● TASK OBJECTIVE
Give all of the lines again exactly as they read.

Figure record listings:
§ §

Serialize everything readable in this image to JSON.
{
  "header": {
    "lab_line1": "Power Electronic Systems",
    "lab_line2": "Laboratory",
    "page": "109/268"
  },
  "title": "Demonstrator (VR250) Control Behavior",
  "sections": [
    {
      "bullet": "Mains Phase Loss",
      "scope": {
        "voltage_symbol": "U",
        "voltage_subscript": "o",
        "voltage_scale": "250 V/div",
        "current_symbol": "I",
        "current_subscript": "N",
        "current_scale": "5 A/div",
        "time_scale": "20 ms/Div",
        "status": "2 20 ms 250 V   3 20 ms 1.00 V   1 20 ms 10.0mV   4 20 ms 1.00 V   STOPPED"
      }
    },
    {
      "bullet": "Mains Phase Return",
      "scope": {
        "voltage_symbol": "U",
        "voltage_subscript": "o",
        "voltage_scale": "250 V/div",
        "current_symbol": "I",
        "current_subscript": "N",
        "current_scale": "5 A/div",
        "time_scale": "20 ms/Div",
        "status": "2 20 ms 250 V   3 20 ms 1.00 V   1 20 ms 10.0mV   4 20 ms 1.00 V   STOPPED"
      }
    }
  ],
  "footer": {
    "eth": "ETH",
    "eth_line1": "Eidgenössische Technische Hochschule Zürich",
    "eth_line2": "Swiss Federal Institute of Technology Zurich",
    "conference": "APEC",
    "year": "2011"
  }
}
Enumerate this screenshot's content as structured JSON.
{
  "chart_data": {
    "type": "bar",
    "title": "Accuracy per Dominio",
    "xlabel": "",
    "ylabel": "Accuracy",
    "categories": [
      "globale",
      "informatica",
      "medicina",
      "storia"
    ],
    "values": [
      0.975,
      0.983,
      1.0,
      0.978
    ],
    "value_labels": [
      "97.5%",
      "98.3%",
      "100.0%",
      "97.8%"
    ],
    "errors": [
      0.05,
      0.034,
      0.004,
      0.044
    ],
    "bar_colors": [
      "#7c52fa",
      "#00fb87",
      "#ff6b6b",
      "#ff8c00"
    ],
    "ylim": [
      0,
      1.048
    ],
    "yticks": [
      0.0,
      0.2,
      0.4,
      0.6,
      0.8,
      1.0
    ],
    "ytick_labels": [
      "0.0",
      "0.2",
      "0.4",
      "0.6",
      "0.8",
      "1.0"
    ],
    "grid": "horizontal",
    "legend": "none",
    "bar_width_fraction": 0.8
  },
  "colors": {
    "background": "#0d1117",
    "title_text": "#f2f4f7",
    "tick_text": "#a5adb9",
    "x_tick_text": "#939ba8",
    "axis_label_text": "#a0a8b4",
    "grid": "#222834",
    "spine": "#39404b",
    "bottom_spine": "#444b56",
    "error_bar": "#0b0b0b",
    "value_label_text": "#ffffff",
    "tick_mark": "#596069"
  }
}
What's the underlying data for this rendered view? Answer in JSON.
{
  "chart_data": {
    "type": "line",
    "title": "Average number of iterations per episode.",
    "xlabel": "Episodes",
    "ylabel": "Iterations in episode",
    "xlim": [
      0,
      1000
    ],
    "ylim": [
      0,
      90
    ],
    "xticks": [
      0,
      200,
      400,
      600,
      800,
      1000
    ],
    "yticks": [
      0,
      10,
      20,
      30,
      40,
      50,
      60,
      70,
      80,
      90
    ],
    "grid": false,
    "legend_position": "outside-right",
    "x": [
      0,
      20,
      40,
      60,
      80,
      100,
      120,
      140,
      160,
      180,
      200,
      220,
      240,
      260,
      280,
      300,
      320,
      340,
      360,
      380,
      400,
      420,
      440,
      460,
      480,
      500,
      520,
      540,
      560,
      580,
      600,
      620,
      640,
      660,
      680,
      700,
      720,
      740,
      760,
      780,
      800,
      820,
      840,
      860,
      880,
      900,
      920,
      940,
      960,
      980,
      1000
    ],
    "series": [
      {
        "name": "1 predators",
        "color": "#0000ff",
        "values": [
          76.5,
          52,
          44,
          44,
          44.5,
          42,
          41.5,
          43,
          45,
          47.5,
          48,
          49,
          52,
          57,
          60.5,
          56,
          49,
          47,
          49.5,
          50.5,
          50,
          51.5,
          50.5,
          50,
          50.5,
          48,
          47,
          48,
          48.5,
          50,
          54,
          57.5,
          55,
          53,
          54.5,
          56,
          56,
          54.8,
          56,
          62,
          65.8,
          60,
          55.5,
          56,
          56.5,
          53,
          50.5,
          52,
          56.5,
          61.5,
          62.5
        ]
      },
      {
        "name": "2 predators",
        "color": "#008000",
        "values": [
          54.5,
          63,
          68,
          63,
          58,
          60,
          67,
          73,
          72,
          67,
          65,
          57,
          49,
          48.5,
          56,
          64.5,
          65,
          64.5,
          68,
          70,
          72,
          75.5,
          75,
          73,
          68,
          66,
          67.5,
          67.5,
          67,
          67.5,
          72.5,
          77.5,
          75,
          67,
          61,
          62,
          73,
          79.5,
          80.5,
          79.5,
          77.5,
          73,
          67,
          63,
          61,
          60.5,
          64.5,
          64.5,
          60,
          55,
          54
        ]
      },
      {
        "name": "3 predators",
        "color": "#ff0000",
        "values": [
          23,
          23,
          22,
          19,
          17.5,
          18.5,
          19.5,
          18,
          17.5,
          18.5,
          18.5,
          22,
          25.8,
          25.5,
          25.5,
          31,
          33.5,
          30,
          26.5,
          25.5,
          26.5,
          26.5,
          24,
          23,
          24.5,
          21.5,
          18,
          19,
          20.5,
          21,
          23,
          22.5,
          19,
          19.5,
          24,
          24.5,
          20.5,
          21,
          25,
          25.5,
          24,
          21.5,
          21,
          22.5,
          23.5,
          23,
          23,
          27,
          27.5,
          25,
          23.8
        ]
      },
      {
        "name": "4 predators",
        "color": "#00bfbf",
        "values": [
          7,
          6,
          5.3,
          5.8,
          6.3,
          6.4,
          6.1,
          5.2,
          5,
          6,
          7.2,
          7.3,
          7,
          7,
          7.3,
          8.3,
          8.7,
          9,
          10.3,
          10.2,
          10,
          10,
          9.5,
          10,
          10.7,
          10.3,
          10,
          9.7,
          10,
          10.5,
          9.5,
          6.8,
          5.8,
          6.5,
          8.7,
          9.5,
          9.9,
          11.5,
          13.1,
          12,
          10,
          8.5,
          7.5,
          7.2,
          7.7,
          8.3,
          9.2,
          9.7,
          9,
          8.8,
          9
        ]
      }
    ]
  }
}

§ §

● RESPONSE TO THIS TASK
Serialize everything readable in this image to JSON.
{
  "header": {
    "lab_line1": "Power Electronic Systems",
    "lab_line2": "Laboratory",
    "page": "109/268"
  },
  "title": "Demonstrator (VR250) Control Behavior",
  "sections": [
    {
      "bullet": "Mains Phase Loss",
      "scope": {
        "voltage_symbol": "U",
        "voltage_subscript": "o",
        "voltage_scale": "250 V/div",
        "current_symbol": "I",
        "current_subscript": "N",
        "current_scale": "5 A/div",
        "time_scale": "20 ms/Div",
        "status": "2 20 ms 250 V   3 20 ms 1.00 V   1 20 ms 10.0mV   4 20 ms 1.00 V   STOPPED"
      }
    },
    {
      "bullet": "Mains Phase Return",
      "scope": {
        "voltage_symbol": "U",
        "voltage_subscript": "o",
        "voltage_scale": "250 V/div",
        "current_symbol": "I",
        "current_subscript": "N",
        "current_scale": "5 A/div",
        "time_scale": "20 ms/Div",
        "status": "2 20 ms 250 V   3 20 ms 1.00 V   1 20 ms 10.0mV   4 20 ms 1.00 V   STOPPED"
      }
    }
  ],
  "footer": {
    "eth": "ETH",
    "eth_line1": "Eidgenössische Technische Hochschule Zürich",
    "eth_line2": "Swiss Federal Institute of Technology Zurich",
    "conference": "APEC",
    "year": "2011"
  }
}
Enumerate this screenshot's content as structured JSON.
{
  "chart_data": {
    "type": "bar",
    "title": "Accuracy per Dominio",
    "xlabel": "",
    "ylabel": "Accuracy",
    "categories": [
      "globale",
      "informatica",
      "medicina",
      "storia"
    ],
    "values": [
      0.975,
      0.983,
      1.0,
      0.978
    ],
    "value_labels": [
      "97.5%",
      "98.3%",
      "100.0%",
      "97.8%"
    ],
    "errors": [
      0.05,
      0.034,
      0.004,
      0.044
    ],
    "bar_colors": [
      "#7c52fa",
      "#00fb87",
      "#ff6b6b",
      "#ff8c00"
    ],
    "ylim": [
      0,
      1.048
    ],
    "yticks": [
      0.0,
      0.2,
      0.4,
      0.6,
      0.8,
      1.0
    ],
    "ytick_labels": [
      "0.0",
      "0.2",
      "0.4",
      "0.6",
      "0.8",
      "1.0"
    ],
    "grid": "horizontal",
    "legend": "none",
    "bar_width_fraction": 0.8
  },
  "colors": {
    "background": "#0d1117",
    "title_text": "#f2f4f7",
    "tick_text": "#a5adb9",
    "x_tick_text": "#939ba8",
    "axis_label_text": "#a0a8b4",
    "grid": "#222834",
    "spine": "#39404b",
    "bottom_spine": "#444b56",
    "error_bar": "#0b0b0b",
    "value_label_text": "#ffffff",
    "tick_mark": "#596069"
  }
}
What's the underlying data for this rendered view? Answer in JSON.
{
  "chart_data": {
    "type": "line",
    "title": "Average number of iterations per episode.",
    "xlabel": "Episodes",
    "ylabel": "Iterations in episode",
    "xlim": [
      0,
      1000
    ],
    "ylim": [
      0,
      90
    ],
    "xticks": [
      0,
      200,
      400,
      600,
      800,
      1000
    ],
    "yticks": [
      0,
      10,
      20,
      30,
      40,
      50,
      60,
      70,
      80,
      90
    ],
    "grid": false,
    "legend_position": "outside-right",
    "x": [
      0,
      20,
      40,
      60,
      80,
      100,
      120,
      140,
      160,
      180,
      200,
      220,
      240,
      260,
      280,
      300,
      320,
      340,
      360,
      380,
      400,
      420,
      440,
      460,
      480,
      500,
      520,
      540,
      560,
      580,
      600,
      620,
      640,
      660,
      680,
      700,
      720,
      740,
      760,
      780,
      800,
      820,
      840,
      860,
      880,
      900,
      920,
      940,
      960,
      980,
      1000
    ],
    "series": [
      {
        "name": "1 predators",
        "color": "#0000ff",
        "values": [
          76.5,
          52,
          44,
          44,
          44.5,
          42,
          41.5,
          43,
          45,
          47.5,
          48,
          49,
          52,
          57,
          60.5,
          56,
          49,
          47,
          49.5,
          50.5,
          50,
          51.5,
          50.5,
          50,
          50.5,
          48,
          47,
          48,
          48.5,
          50,
          54,
          57.5,
          55,
          53,
          54.5,
          56,
          56,
          54.8,
          56,
          62,
          65.8,
          60,
          55.5,
          56,
          56.5,
          53,
          50.5,
          52,
          56.5,
          61.5,
          62.5
        ]
      },
      {
        "name": "2 predators",
        "color": "#008000",
        "values": [
          54.5,
          63,
          68,
          63,
          58,
          60,
          67,
          73,
          72,
          67,
          65,
          57,
          49,
          48.5,
          56,
          64.5,
          65,
          64.5,
          68,
          70,
          72,
          75.5,
          75,
          73,
          68,
          66,
          67.5,
          67.5,
          67,
          67.5,
          72.5,
          77.5,
          75,
          67,
          61,
          62,
          73,
          79.5,
          80.5,
          79.5,
          77.5,
          73,
          67,
          63,
          61,
          60.5,
          64.5,
          64.5,
          60,
          55,
          54
        ]
      },
      {
        "name": "3 predators",
        "color": "#ff0000",
        "values": [
          23,
          23,
          22,
          19,
          17.5,
          18.5,
          19.5,
          18,
          17.5,
          18.5,
          18.5,
          22,
          25.8,
          25.5,
          25.5,
          31,
          33.5,
          30,
          26.5,
          25.5,
          26.5,
          26.5,
          24,
          23,
          24.5,
          21.5,
          18,
          19,
          20.5,
          21,
          23,
          22.5,
          19,
          19.5,
          24,
          24.5,
          20.5,
          21,
          25,
          25.5,
          24,
          21.5,
          21,
          22.5,
          23.5,
          23,
          23,
          27,
          27.5,
          25,
          23.8
        ]
      },
      {
        "name": "4 predators",
        "color": "#00bfbf",
        "values": [
          7,
          6,
          5.3,
          5.8,
          6.3,
          6.4,
          6.1,
          5.2,
          5,
          6,
          7.2,
          7.3,
          7,
          7,
          7.3,
          8.3,
          8.7,
          9,
          10.3,
          10.2,
          10,
          10,
          9.5,
          10,
          10.7,
          10.3,
          10,
          9.7,
          10,
          10.5,
          9.5,
          6.8,
          5.8,
          6.5,
          8.7,
          9.5,
          9.9,
          11.5,
          13.1,
          12,
          10,
          8.5,
          7.5,
          7.2,
          7.7,
          8.3,
          9.2,
          9.7,
          9,
          8.8,
          9
        ]
      }
    ]
  }
}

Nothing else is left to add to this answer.